* [Written exercise] Please write out the material that follows, exactly as it stands.
— start Exercise material —
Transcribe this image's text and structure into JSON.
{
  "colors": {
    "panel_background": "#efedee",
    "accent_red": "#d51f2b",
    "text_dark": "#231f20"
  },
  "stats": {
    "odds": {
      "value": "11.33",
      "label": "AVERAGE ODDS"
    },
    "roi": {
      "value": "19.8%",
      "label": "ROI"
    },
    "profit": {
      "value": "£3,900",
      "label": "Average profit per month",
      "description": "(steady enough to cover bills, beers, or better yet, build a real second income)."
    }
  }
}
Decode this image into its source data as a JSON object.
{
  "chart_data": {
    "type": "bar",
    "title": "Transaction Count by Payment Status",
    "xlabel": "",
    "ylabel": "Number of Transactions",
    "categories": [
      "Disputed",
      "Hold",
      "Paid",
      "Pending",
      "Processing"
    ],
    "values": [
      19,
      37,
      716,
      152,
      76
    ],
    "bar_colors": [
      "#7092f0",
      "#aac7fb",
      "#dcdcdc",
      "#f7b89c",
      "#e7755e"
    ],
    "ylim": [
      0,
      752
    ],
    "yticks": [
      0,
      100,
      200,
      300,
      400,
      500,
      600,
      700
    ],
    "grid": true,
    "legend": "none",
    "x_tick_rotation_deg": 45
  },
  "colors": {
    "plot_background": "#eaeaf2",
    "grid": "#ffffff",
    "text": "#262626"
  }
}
— end Exercise material —
* [Exercise response]
Transcribe this image's text and structure into JSON.
{
  "colors": {
    "panel_background": "#efedee",
    "accent_red": "#d51f2b",
    "text_dark": "#231f20"
  },
  "stats": {
    "odds": {
      "value": "11.33",
      "label": "AVERAGE ODDS"
    },
    "roi": {
      "value": "19.8%",
      "label": "ROI"
    },
    "profit": {
      "value": "£3,900",
      "label": "Average profit per month",
      "description": "(steady enough to cover bills, beers, or better yet, build a real second income)."
    }
  }
}
Decode this image into its source data as a JSON object.
{
  "chart_data": {
    "type": "bar",
    "title": "Transaction Count by Payment Status",
    "xlabel": "",
    "ylabel": "Number of Transactions",
    "categories": [
      "Disputed",
      "Hold",
      "Paid",
      "Pending",
      "Processing"
    ],
    "values": [
      19,
      37,
      716,
      152,
      76
    ],
    "bar_colors": [
      "#7092f0",
      "#aac7fb",
      "#dcdcdc",
      "#f7b89c",
      "#e7755e"
    ],
    "ylim": [
      0,
      752
    ],
    "yticks": [
      0,
      100,
      200,
      300,
      400,
      500,
      600,
      700
    ],
    "grid": true,
    "legend": "none",
    "x_tick_rotation_deg": 45
  },
  "colors": {
    "plot_background": "#eaeaf2",
    "grid": "#ffffff",
    "text": "#262626"
  }
}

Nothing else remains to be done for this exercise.